Records that describe figures
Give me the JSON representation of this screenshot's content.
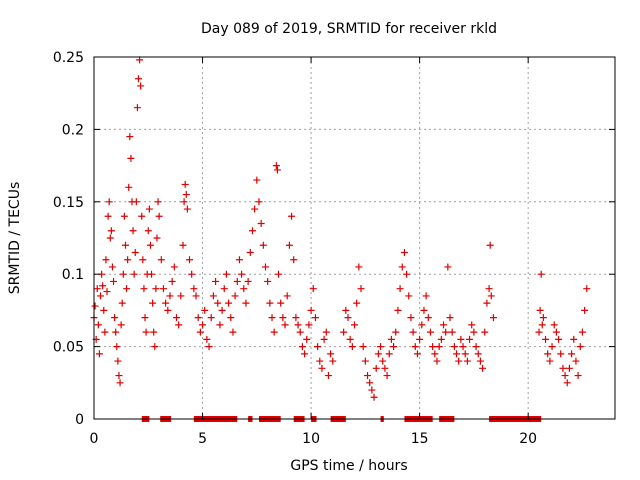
{
  "chart_data": {
    "type": "scatter",
    "title": "Day 089 of 2019, SRMTID for receiver rkld",
    "xlabel": "GPS time / hours",
    "ylabel": "SRMTID / TECUs",
    "xlim": [
      0,
      24
    ],
    "ylim": [
      0,
      0.25
    ],
    "xticks": [
      0,
      5,
      10,
      15,
      20
    ],
    "xtick_labels": [
      "0",
      "5",
      "10",
      "15",
      "20"
    ],
    "yticks": [
      0,
      0.05,
      0.1,
      0.15,
      0.2,
      0.25
    ],
    "ytick_labels": [
      "0",
      "0.05",
      "0.1",
      "0.15",
      "0.2",
      "0.25"
    ],
    "grid": true,
    "marker": "plus",
    "color": "#e00000",
    "series": [
      {
        "name": "SRMTID",
        "points": [
          [
            0.0,
            0.07
          ],
          [
            0.05,
            0.078
          ],
          [
            0.1,
            0.055
          ],
          [
            0.15,
            0.09
          ],
          [
            0.2,
            0.065
          ],
          [
            0.25,
            0.045
          ],
          [
            0.3,
            0.085
          ],
          [
            0.35,
            0.1
          ],
          [
            0.4,
            0.092
          ],
          [
            0.45,
            0.075
          ],
          [
            0.5,
            0.06
          ],
          [
            0.55,
            0.11
          ],
          [
            0.6,
            0.088
          ],
          [
            0.65,
            0.14
          ],
          [
            0.7,
            0.15
          ],
          [
            0.75,
            0.125
          ],
          [
            0.8,
            0.13
          ],
          [
            0.85,
            0.105
          ],
          [
            0.9,
            0.095
          ],
          [
            0.95,
            0.07
          ],
          [
            1.0,
            0.06
          ],
          [
            1.05,
            0.05
          ],
          [
            1.1,
            0.04
          ],
          [
            1.15,
            0.03
          ],
          [
            1.2,
            0.025
          ],
          [
            1.25,
            0.065
          ],
          [
            1.3,
            0.08
          ],
          [
            1.35,
            0.1
          ],
          [
            1.4,
            0.14
          ],
          [
            1.45,
            0.12
          ],
          [
            1.5,
            0.09
          ],
          [
            1.55,
            0.11
          ],
          [
            1.6,
            0.16
          ],
          [
            1.65,
            0.195
          ],
          [
            1.7,
            0.18
          ],
          [
            1.75,
            0.15
          ],
          [
            1.8,
            0.13
          ],
          [
            1.85,
            0.1
          ],
          [
            1.9,
            0.115
          ],
          [
            1.95,
            0.15
          ],
          [
            2.0,
            0.215
          ],
          [
            2.05,
            0.235
          ],
          [
            2.1,
            0.248
          ],
          [
            2.15,
            0.23
          ],
          [
            2.2,
            0.14
          ],
          [
            2.25,
            0.11
          ],
          [
            2.3,
            0.09
          ],
          [
            2.35,
            0.07
          ],
          [
            2.4,
            0.06
          ],
          [
            2.45,
            0.1
          ],
          [
            2.5,
            0.13
          ],
          [
            2.55,
            0.145
          ],
          [
            2.6,
            0.12
          ],
          [
            2.65,
            0.1
          ],
          [
            2.7,
            0.08
          ],
          [
            2.75,
            0.06
          ],
          [
            2.8,
            0.05
          ],
          [
            2.85,
            0.09
          ],
          [
            2.9,
            0.125
          ],
          [
            2.95,
            0.15
          ],
          [
            3.0,
            0.14
          ],
          [
            3.1,
            0.11
          ],
          [
            3.2,
            0.09
          ],
          [
            3.3,
            0.08
          ],
          [
            3.4,
            0.075
          ],
          [
            3.5,
            0.085
          ],
          [
            3.6,
            0.095
          ],
          [
            3.7,
            0.105
          ],
          [
            3.8,
            0.07
          ],
          [
            3.9,
            0.065
          ],
          [
            4.0,
            0.085
          ],
          [
            4.1,
            0.12
          ],
          [
            4.15,
            0.15
          ],
          [
            4.2,
            0.162
          ],
          [
            4.25,
            0.155
          ],
          [
            4.3,
            0.145
          ],
          [
            4.4,
            0.11
          ],
          [
            4.5,
            0.1
          ],
          [
            4.6,
            0.09
          ],
          [
            4.7,
            0.085
          ],
          [
            4.8,
            0.07
          ],
          [
            4.9,
            0.06
          ],
          [
            5.0,
            0.065
          ],
          [
            5.1,
            0.075
          ],
          [
            5.2,
            0.055
          ],
          [
            5.3,
            0.05
          ],
          [
            5.4,
            0.07
          ],
          [
            5.5,
            0.085
          ],
          [
            5.6,
            0.095
          ],
          [
            5.7,
            0.08
          ],
          [
            5.8,
            0.065
          ],
          [
            5.9,
            0.075
          ],
          [
            6.0,
            0.09
          ],
          [
            6.1,
            0.1
          ],
          [
            6.2,
            0.08
          ],
          [
            6.3,
            0.07
          ],
          [
            6.4,
            0.06
          ],
          [
            6.5,
            0.085
          ],
          [
            6.6,
            0.095
          ],
          [
            6.7,
            0.11
          ],
          [
            6.8,
            0.1
          ],
          [
            6.9,
            0.09
          ],
          [
            7.0,
            0.08
          ],
          [
            7.1,
            0.095
          ],
          [
            7.2,
            0.115
          ],
          [
            7.3,
            0.13
          ],
          [
            7.4,
            0.145
          ],
          [
            7.5,
            0.165
          ],
          [
            7.6,
            0.15
          ],
          [
            7.7,
            0.135
          ],
          [
            7.8,
            0.12
          ],
          [
            7.9,
            0.105
          ],
          [
            8.0,
            0.095
          ],
          [
            8.1,
            0.08
          ],
          [
            8.2,
            0.07
          ],
          [
            8.3,
            0.06
          ],
          [
            8.4,
            0.175
          ],
          [
            8.45,
            0.172
          ],
          [
            8.5,
            0.1
          ],
          [
            8.6,
            0.08
          ],
          [
            8.7,
            0.07
          ],
          [
            8.8,
            0.065
          ],
          [
            8.9,
            0.085
          ],
          [
            9.0,
            0.12
          ],
          [
            9.1,
            0.14
          ],
          [
            9.2,
            0.11
          ],
          [
            9.3,
            0.07
          ],
          [
            9.4,
            0.065
          ],
          [
            9.5,
            0.06
          ],
          [
            9.6,
            0.05
          ],
          [
            9.7,
            0.045
          ],
          [
            9.8,
            0.055
          ],
          [
            9.9,
            0.065
          ],
          [
            10.0,
            0.075
          ],
          [
            10.1,
            0.09
          ],
          [
            10.2,
            0.07
          ],
          [
            10.3,
            0.05
          ],
          [
            10.4,
            0.04
          ],
          [
            10.5,
            0.035
          ],
          [
            10.6,
            0.055
          ],
          [
            10.7,
            0.06
          ],
          [
            10.8,
            0.03
          ],
          [
            10.9,
            0.045
          ],
          [
            11.0,
            0.04
          ],
          [
            11.5,
            0.06
          ],
          [
            11.6,
            0.075
          ],
          [
            11.7,
            0.07
          ],
          [
            11.8,
            0.055
          ],
          [
            11.9,
            0.05
          ],
          [
            12.0,
            0.065
          ],
          [
            12.1,
            0.08
          ],
          [
            12.2,
            0.105
          ],
          [
            12.3,
            0.09
          ],
          [
            12.4,
            0.05
          ],
          [
            12.5,
            0.04
          ],
          [
            12.6,
            0.03
          ],
          [
            12.7,
            0.025
          ],
          [
            12.8,
            0.02
          ],
          [
            12.9,
            0.015
          ],
          [
            13.0,
            0.035
          ],
          [
            13.1,
            0.045
          ],
          [
            13.2,
            0.05
          ],
          [
            13.3,
            0.04
          ],
          [
            13.4,
            0.035
          ],
          [
            13.5,
            0.03
          ],
          [
            13.6,
            0.045
          ],
          [
            13.7,
            0.055
          ],
          [
            13.8,
            0.05
          ],
          [
            13.9,
            0.06
          ],
          [
            14.0,
            0.075
          ],
          [
            14.1,
            0.09
          ],
          [
            14.2,
            0.105
          ],
          [
            14.3,
            0.115
          ],
          [
            14.4,
            0.1
          ],
          [
            14.5,
            0.085
          ],
          [
            14.6,
            0.07
          ],
          [
            14.7,
            0.06
          ],
          [
            14.8,
            0.05
          ],
          [
            14.9,
            0.045
          ],
          [
            15.0,
            0.055
          ],
          [
            15.1,
            0.065
          ],
          [
            15.2,
            0.075
          ],
          [
            15.3,
            0.085
          ],
          [
            15.4,
            0.07
          ],
          [
            15.5,
            0.06
          ],
          [
            15.6,
            0.05
          ],
          [
            15.7,
            0.045
          ],
          [
            15.8,
            0.04
          ],
          [
            15.9,
            0.05
          ],
          [
            16.0,
            0.055
          ],
          [
            16.1,
            0.065
          ],
          [
            16.2,
            0.06
          ],
          [
            16.3,
            0.105
          ],
          [
            16.4,
            0.07
          ],
          [
            16.5,
            0.06
          ],
          [
            16.6,
            0.05
          ],
          [
            16.7,
            0.045
          ],
          [
            16.8,
            0.04
          ],
          [
            16.9,
            0.055
          ],
          [
            17.0,
            0.05
          ],
          [
            17.1,
            0.045
          ],
          [
            17.2,
            0.04
          ],
          [
            17.3,
            0.055
          ],
          [
            17.4,
            0.065
          ],
          [
            17.5,
            0.06
          ],
          [
            17.6,
            0.05
          ],
          [
            17.7,
            0.045
          ],
          [
            17.8,
            0.04
          ],
          [
            17.9,
            0.035
          ],
          [
            18.0,
            0.06
          ],
          [
            18.1,
            0.08
          ],
          [
            18.2,
            0.09
          ],
          [
            18.25,
            0.12
          ],
          [
            18.3,
            0.085
          ],
          [
            18.4,
            0.07
          ],
          [
            20.5,
            0.06
          ],
          [
            20.55,
            0.075
          ],
          [
            20.6,
            0.1
          ],
          [
            20.65,
            0.065
          ],
          [
            20.7,
            0.07
          ],
          [
            20.8,
            0.055
          ],
          [
            20.9,
            0.045
          ],
          [
            21.0,
            0.04
          ],
          [
            21.1,
            0.05
          ],
          [
            21.2,
            0.065
          ],
          [
            21.3,
            0.06
          ],
          [
            21.4,
            0.055
          ],
          [
            21.5,
            0.045
          ],
          [
            21.6,
            0.035
          ],
          [
            21.7,
            0.03
          ],
          [
            21.8,
            0.025
          ],
          [
            21.9,
            0.035
          ],
          [
            22.0,
            0.045
          ],
          [
            22.1,
            0.055
          ],
          [
            22.2,
            0.04
          ],
          [
            22.3,
            0.03
          ],
          [
            22.4,
            0.05
          ],
          [
            22.5,
            0.06
          ],
          [
            22.6,
            0.075
          ],
          [
            22.7,
            0.09
          ]
        ]
      },
      {
        "name": "low-value markers",
        "marker": "bar",
        "x_ranges": [
          [
            2.2,
            2.55
          ],
          [
            3.05,
            3.55
          ],
          [
            4.6,
            6.6
          ],
          [
            7.1,
            7.3
          ],
          [
            7.6,
            8.6
          ],
          [
            9.2,
            9.7
          ],
          [
            10.0,
            10.25
          ],
          [
            10.9,
            11.6
          ],
          [
            13.2,
            13.35
          ],
          [
            14.3,
            15.6
          ],
          [
            15.9,
            16.6
          ],
          [
            18.2,
            20.6
          ]
        ],
        "y": 0.0
      }
    ]
  }
}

## [STATED GOAL]
Only lines holding the string "SRMTID" are wanted; gather each one from the entries above.

## [FINISHED EXERCISE]
    "title": "Day 089 of 2019, SRMTID for receiver rkld",
    "ylabel": "SRMTID / TECUs",
        "name": "SRMTID",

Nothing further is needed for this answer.